» **Dataset records**
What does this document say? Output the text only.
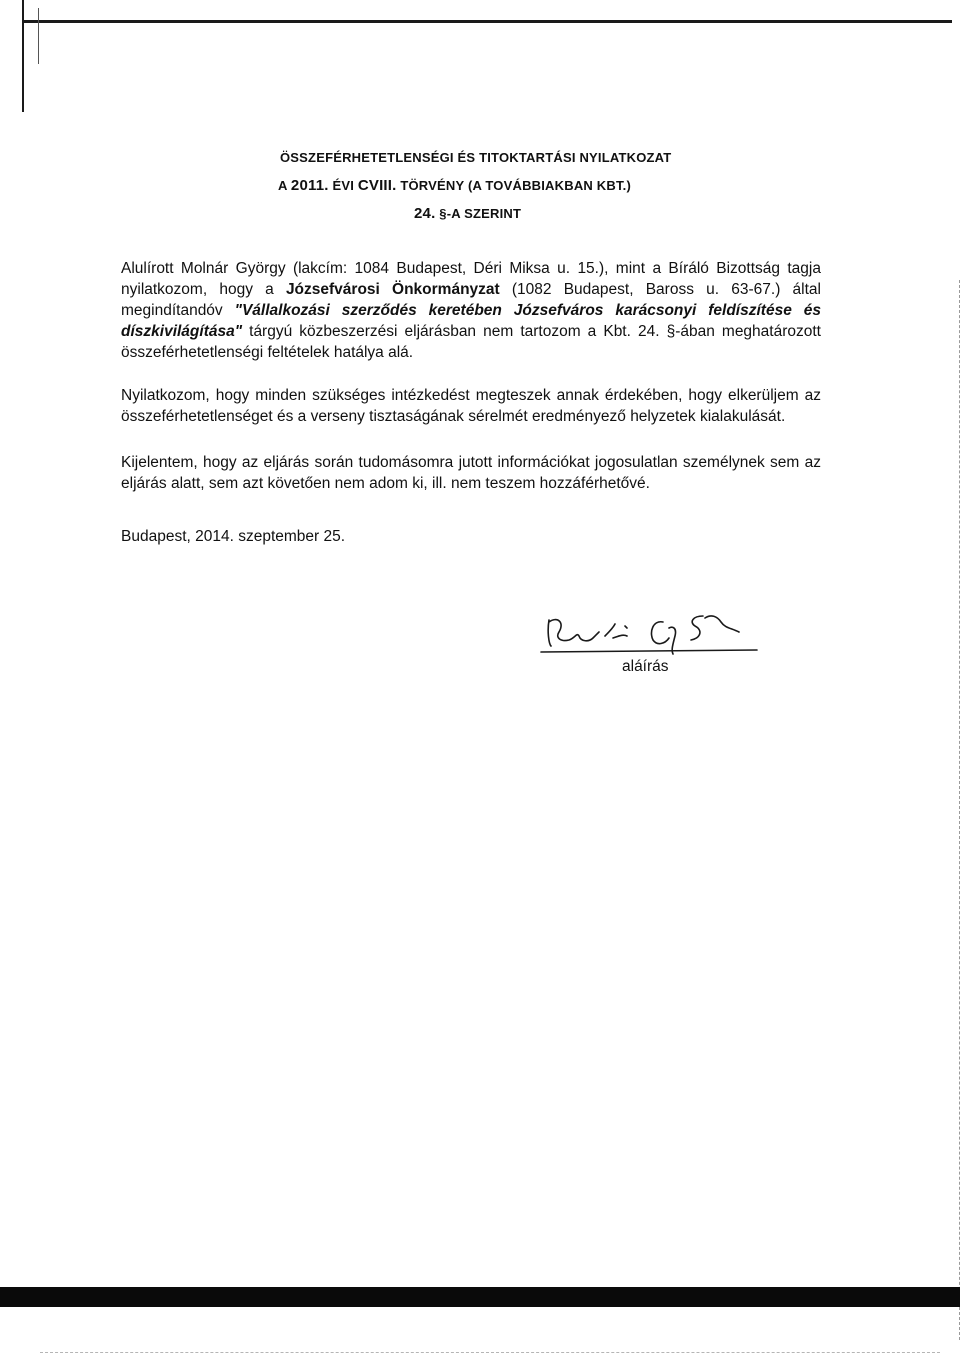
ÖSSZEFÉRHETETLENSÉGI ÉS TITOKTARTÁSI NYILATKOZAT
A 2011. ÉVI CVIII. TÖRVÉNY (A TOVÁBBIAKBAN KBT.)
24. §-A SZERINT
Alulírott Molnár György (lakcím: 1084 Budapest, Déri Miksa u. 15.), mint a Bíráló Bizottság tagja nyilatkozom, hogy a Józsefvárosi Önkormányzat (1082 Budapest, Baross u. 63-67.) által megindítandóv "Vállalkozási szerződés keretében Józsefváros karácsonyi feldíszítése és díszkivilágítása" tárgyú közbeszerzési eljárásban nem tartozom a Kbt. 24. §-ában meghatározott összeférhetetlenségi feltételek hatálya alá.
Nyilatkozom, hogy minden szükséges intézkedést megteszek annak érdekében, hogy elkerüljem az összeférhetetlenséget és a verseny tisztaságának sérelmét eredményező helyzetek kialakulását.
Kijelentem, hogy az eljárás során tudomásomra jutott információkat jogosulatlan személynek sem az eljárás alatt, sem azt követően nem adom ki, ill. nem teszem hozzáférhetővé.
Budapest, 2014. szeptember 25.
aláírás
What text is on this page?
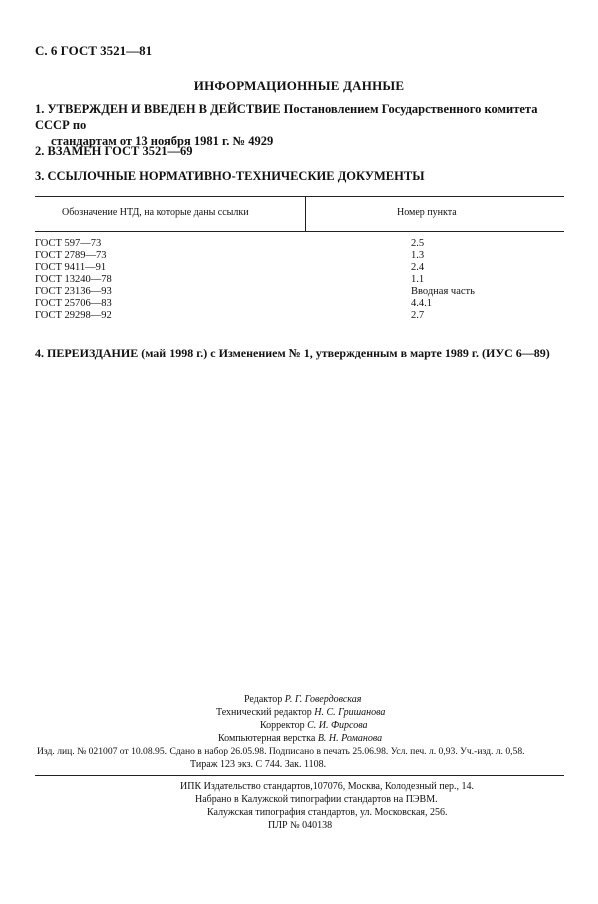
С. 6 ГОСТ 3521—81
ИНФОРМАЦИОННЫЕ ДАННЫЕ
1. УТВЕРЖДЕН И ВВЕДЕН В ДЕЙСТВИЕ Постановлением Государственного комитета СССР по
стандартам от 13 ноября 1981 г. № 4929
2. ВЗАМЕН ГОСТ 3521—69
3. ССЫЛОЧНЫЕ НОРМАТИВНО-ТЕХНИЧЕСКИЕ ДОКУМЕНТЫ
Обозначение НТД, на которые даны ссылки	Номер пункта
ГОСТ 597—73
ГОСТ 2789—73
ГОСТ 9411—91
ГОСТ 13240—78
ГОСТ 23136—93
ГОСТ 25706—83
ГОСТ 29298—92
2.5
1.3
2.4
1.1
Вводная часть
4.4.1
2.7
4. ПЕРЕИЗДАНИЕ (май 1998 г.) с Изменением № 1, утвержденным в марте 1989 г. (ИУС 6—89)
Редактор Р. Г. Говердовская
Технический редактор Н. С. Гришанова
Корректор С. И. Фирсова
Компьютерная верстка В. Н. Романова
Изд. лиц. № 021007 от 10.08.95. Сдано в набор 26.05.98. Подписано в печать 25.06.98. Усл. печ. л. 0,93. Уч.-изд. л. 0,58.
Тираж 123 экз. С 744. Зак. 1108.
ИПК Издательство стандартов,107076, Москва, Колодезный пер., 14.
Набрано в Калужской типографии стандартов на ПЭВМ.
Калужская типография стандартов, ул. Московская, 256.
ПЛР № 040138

» **Given instruction**
Identify the lines of the data that contain the word "ГОСТ". Copy each of them.

» **The result**
С. 6 ГОСТ 3521—81
2. ВЗАМЕН ГОСТ 3521—69
ГОСТ 597—73
ГОСТ 2789—73
ГОСТ 9411—91
ГОСТ 13240—78
ГОСТ 23136—93
ГОСТ 25706—83
ГОСТ 29298—92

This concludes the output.